> Exercise goal:
Give the count of lines in the data that include the string "Seiner", with no added remarks.

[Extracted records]
'''
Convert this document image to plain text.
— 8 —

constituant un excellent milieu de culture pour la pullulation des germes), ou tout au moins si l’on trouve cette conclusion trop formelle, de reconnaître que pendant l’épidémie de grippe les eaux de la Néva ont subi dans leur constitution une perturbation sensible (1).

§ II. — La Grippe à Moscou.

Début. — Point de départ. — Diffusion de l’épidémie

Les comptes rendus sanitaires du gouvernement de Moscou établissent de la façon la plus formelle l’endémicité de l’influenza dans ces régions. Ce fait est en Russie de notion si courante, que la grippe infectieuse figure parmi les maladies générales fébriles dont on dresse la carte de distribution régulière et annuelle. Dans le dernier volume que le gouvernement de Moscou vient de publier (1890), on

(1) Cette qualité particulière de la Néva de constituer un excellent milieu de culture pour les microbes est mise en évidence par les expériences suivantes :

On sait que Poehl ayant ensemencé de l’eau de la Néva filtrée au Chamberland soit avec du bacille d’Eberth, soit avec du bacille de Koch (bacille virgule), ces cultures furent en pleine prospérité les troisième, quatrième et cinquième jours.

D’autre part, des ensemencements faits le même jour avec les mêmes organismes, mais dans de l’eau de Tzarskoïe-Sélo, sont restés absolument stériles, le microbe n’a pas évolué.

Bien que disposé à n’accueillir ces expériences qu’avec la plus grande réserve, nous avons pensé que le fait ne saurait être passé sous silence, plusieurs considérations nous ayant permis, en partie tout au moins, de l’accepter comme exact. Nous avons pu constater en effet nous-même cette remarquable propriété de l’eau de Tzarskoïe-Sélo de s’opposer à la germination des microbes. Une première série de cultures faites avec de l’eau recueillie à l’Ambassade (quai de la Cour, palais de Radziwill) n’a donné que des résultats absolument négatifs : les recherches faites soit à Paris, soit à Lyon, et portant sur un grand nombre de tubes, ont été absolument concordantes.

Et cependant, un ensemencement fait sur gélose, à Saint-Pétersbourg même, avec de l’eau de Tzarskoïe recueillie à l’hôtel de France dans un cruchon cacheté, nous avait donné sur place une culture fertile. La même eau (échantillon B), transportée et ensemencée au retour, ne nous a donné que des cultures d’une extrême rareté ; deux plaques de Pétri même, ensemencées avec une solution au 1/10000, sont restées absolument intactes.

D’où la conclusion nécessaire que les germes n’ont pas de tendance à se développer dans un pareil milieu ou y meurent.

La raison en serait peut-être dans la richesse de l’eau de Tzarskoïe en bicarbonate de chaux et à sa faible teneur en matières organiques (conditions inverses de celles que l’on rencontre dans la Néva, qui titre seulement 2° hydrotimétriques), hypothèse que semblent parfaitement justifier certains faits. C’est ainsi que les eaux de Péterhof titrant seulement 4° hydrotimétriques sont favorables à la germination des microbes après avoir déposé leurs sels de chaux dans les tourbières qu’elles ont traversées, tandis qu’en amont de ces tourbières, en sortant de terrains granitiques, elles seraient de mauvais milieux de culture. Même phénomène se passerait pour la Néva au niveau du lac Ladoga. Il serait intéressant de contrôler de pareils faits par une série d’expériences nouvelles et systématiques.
'''
'''
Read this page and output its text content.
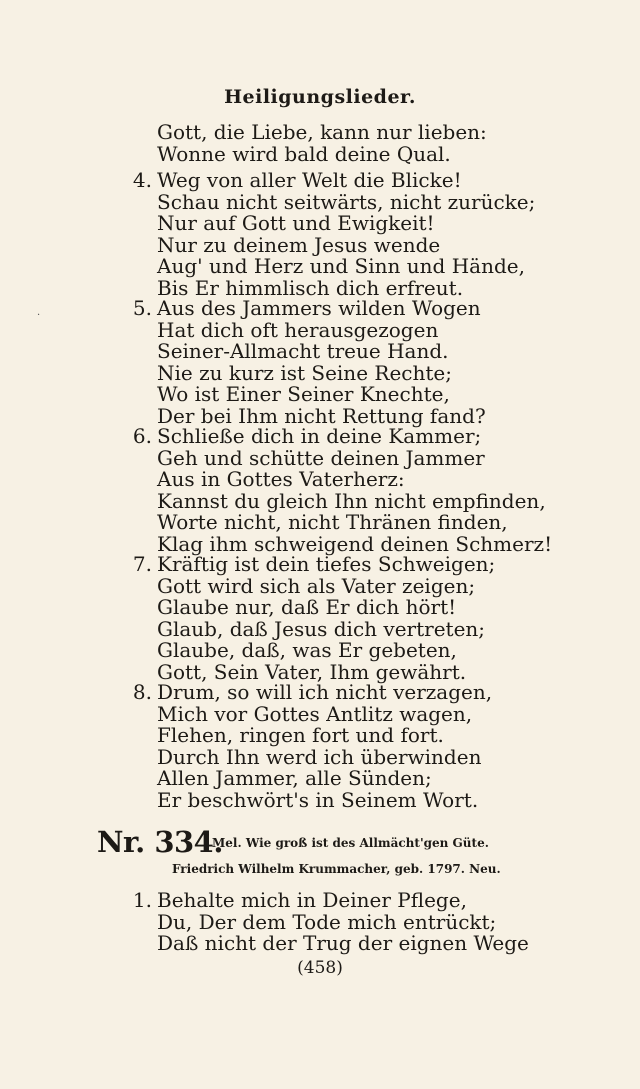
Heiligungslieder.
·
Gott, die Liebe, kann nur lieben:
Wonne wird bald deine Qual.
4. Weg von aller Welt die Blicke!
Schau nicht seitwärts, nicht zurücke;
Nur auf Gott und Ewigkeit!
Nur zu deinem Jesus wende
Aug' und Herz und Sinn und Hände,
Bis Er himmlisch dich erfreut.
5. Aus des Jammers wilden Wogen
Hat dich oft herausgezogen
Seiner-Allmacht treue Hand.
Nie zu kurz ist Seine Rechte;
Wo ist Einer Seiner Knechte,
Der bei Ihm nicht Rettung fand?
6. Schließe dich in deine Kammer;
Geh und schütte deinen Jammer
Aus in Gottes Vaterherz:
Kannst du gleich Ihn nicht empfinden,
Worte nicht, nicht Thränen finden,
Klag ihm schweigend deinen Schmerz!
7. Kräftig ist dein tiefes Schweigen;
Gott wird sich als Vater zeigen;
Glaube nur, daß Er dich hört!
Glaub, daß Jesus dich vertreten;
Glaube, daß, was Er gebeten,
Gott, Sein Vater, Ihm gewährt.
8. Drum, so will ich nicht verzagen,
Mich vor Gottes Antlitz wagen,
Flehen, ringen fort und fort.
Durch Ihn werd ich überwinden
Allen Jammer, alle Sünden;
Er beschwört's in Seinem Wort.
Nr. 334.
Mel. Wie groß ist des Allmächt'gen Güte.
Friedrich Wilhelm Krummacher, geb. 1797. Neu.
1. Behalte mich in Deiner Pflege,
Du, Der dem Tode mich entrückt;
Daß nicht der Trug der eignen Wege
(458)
'''
> Task result:
2